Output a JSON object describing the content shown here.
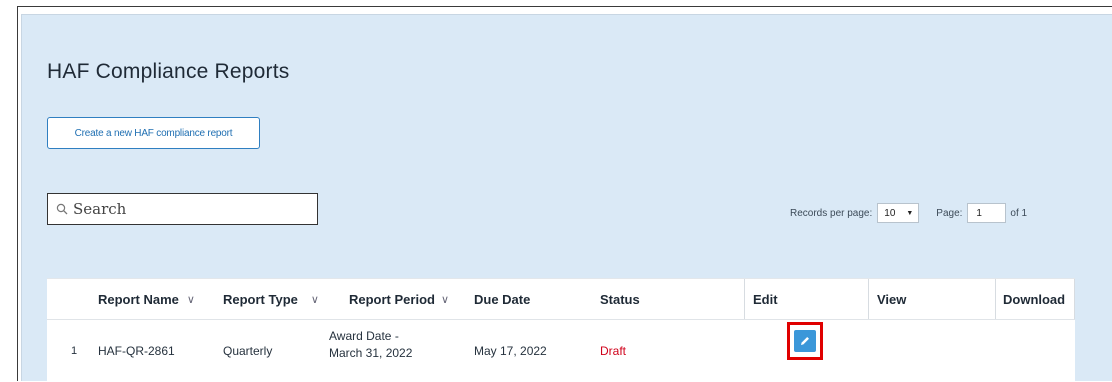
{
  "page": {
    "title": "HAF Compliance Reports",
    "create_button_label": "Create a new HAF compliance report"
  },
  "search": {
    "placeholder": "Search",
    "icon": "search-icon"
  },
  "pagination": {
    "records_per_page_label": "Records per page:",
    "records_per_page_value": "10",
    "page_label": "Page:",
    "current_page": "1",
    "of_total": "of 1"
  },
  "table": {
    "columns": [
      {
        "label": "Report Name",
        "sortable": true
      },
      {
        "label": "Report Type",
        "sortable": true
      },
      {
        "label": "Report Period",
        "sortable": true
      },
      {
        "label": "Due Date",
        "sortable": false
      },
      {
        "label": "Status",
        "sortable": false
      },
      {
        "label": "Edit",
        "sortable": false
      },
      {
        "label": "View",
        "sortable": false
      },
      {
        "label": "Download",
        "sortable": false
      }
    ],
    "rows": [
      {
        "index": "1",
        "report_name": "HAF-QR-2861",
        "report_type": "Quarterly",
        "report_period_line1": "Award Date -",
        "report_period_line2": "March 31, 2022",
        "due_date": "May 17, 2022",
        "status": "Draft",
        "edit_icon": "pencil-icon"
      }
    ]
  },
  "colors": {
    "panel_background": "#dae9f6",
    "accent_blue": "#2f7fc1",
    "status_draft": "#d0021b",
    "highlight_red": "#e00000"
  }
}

== == ==

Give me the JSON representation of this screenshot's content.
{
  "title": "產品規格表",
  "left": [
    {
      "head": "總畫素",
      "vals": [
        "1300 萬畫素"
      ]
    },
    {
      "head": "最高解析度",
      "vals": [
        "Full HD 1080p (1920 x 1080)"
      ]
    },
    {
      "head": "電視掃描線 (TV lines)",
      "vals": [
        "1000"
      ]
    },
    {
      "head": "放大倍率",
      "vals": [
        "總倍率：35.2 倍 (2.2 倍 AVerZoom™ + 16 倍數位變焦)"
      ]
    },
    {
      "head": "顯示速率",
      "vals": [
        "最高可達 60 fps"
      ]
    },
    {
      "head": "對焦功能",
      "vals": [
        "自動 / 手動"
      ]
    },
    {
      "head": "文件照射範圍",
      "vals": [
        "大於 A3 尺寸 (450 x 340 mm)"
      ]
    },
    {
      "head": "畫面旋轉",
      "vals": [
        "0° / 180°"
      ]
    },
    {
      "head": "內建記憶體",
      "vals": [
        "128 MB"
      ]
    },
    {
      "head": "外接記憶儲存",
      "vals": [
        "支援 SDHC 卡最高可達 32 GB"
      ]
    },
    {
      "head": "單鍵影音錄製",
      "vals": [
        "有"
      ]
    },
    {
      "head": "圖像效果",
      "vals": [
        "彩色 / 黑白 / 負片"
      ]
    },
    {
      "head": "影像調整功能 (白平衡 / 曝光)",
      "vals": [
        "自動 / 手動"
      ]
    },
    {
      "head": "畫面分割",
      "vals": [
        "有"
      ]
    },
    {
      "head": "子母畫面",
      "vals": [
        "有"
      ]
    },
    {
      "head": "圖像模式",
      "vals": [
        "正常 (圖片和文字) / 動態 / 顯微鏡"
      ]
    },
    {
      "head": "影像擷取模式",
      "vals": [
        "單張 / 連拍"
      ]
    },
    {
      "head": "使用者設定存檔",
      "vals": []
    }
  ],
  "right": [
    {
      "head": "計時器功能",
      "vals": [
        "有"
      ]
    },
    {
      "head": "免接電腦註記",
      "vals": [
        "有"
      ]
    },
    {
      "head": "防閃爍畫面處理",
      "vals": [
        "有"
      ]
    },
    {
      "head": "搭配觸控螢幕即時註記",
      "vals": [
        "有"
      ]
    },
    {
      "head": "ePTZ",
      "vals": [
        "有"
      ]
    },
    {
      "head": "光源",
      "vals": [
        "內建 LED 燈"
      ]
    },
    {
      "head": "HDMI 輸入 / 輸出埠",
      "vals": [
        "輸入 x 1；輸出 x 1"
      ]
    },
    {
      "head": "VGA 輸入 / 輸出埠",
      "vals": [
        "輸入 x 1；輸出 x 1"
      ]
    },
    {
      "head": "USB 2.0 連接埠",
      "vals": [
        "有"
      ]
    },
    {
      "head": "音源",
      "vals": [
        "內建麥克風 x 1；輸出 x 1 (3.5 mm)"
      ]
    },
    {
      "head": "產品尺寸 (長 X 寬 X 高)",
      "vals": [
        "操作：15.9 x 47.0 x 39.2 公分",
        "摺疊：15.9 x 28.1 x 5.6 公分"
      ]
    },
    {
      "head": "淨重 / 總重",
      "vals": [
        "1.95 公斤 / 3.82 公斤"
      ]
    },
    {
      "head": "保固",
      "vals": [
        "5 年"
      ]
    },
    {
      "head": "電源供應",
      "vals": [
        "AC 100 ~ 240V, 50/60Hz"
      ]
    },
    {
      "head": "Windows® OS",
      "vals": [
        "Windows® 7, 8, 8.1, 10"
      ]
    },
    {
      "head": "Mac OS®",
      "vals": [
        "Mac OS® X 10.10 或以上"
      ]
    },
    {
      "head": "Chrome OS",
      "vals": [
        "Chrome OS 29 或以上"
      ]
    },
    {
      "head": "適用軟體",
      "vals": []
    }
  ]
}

== == ==

_Objective_: In the records above, how many lines contain the word "JSON"? Give the number alone.

_Correct result_: 2